| Records for this exercise |

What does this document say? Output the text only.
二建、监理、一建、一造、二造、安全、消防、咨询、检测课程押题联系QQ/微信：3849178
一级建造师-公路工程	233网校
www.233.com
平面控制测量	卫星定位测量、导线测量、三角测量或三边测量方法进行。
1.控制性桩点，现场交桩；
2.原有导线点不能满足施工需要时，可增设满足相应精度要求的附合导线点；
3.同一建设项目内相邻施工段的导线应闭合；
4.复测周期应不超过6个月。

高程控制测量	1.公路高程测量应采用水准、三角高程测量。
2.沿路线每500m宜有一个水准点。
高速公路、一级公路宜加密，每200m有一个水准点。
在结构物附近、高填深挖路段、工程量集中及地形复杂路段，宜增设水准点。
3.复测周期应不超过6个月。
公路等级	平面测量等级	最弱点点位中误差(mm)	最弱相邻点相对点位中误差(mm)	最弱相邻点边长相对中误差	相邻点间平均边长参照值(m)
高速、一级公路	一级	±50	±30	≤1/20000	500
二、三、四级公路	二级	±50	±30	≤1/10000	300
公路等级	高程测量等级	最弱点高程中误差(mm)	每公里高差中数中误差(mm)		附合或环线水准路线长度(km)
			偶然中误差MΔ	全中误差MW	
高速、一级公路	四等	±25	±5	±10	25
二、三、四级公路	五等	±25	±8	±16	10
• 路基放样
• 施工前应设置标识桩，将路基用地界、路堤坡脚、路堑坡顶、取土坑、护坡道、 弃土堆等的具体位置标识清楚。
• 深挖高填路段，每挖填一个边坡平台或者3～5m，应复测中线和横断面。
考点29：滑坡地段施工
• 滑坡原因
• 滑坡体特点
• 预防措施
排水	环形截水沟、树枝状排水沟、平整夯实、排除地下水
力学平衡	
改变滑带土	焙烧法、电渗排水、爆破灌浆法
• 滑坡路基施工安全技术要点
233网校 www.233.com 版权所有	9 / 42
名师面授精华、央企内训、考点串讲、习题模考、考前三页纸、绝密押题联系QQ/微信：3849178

| What is required |
Retype the entries one by one, exactly.

| Task response |
What does this document say? Output the text only.
二建、监理、一建、一造、二造、安全、消防、咨询、检测课程押题联系QQ/微信：3849178
一级建造师-公路工程	233网校
www.233.com
平面控制测量	卫星定位测量、导线测量、三角测量或三边测量方法进行。
1.控制性桩点，现场交桩；
2.原有导线点不能满足施工需要时，可增设满足相应精度要求的附合导线点；
3.同一建设项目内相邻施工段的导线应闭合；
4.复测周期应不超过6个月。

高程控制测量	1.公路高程测量应采用水准、三角高程测量。
2.沿路线每500m宜有一个水准点。
高速公路、一级公路宜加密，每200m有一个水准点。
在结构物附近、高填深挖路段、工程量集中及地形复杂路段，宜增设水准点。
3.复测周期应不超过6个月。
公路等级	平面测量等级	最弱点点位中误差(mm)	最弱相邻点相对点位中误差(mm)	最弱相邻点边长相对中误差	相邻点间平均边长参照值(m)
高速、一级公路	一级	±50	±30	≤1/20000	500
二、三、四级公路	二级	±50	±30	≤1/10000	300
公路等级	高程测量等级	最弱点高程中误差(mm)	每公里高差中数中误差(mm)		附合或环线水准路线长度(km)
			偶然中误差MΔ	全中误差MW	
高速、一级公路	四等	±25	±5	±10	25
二、三、四级公路	五等	±25	±8	±16	10
• 路基放样
• 施工前应设置标识桩，将路基用地界、路堤坡脚、路堑坡顶、取土坑、护坡道、 弃土堆等的具体位置标识清楚。
• 深挖高填路段，每挖填一个边坡平台或者3～5m，应复测中线和横断面。
考点29：滑坡地段施工
• 滑坡原因
• 滑坡体特点
• 预防措施
排水	环形截水沟、树枝状排水沟、平整夯实、排除地下水
力学平衡	
改变滑带土	焙烧法、电渗排水、爆破灌浆法
• 滑坡路基施工安全技术要点
233网校 www.233.com 版权所有	9 / 42
名师面授精华、央企内训、考点串讲、习题模考、考前三页纸、绝密押题联系QQ/微信：3849178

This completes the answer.